Gather all lines with the word "highlighted" in them.

________________________________________

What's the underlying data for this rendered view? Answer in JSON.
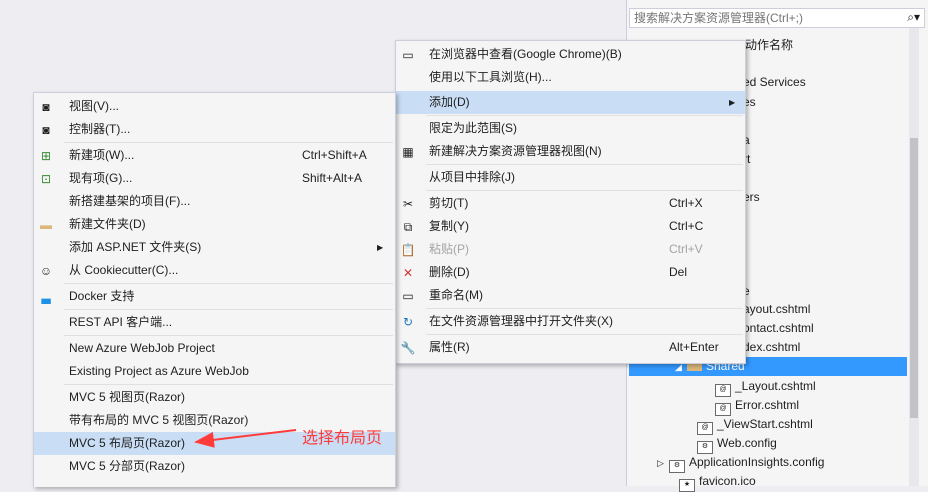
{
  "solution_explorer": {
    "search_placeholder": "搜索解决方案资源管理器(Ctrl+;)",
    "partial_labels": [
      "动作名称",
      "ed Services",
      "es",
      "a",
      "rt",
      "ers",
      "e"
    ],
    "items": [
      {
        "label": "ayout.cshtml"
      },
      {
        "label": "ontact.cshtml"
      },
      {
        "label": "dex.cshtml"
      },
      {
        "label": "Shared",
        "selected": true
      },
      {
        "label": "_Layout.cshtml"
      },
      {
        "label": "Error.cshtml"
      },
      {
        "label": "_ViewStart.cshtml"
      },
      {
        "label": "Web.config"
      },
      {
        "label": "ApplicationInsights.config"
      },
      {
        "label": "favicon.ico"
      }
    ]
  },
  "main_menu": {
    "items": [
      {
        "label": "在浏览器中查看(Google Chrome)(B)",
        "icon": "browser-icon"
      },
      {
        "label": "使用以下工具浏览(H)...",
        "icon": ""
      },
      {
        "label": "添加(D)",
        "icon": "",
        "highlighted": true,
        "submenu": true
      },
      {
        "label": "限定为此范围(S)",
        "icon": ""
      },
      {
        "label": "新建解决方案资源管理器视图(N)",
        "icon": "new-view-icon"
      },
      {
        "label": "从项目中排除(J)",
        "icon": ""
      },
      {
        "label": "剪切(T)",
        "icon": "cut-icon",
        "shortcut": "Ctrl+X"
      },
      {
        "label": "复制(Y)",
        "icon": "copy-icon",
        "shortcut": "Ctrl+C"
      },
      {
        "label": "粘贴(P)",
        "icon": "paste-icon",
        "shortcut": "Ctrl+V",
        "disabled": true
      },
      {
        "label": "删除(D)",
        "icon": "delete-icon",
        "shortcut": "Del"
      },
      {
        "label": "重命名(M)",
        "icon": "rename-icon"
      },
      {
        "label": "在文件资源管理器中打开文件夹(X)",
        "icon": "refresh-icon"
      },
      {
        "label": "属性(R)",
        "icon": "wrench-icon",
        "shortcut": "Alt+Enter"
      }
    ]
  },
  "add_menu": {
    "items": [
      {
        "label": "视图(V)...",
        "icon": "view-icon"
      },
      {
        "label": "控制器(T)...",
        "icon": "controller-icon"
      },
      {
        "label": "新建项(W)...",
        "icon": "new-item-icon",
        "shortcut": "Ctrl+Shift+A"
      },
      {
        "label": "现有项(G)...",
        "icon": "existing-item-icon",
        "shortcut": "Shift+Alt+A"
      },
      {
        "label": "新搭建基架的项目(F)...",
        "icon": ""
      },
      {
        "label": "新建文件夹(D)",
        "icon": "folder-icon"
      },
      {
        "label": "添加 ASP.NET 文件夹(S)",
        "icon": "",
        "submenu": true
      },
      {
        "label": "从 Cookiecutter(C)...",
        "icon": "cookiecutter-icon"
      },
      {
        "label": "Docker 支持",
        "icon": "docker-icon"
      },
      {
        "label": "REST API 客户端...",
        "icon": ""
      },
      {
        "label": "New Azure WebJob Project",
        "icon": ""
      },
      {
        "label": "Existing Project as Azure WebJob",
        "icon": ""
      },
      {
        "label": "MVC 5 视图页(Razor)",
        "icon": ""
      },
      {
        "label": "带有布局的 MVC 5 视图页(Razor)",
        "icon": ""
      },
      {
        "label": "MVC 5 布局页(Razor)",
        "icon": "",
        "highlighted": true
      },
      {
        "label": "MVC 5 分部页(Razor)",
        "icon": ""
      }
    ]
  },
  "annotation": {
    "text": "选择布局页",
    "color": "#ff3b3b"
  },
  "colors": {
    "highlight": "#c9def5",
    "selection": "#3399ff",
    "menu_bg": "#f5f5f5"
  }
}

________________________________________

▶ REPLY:
        "highlighted": true,
        "highlighted": true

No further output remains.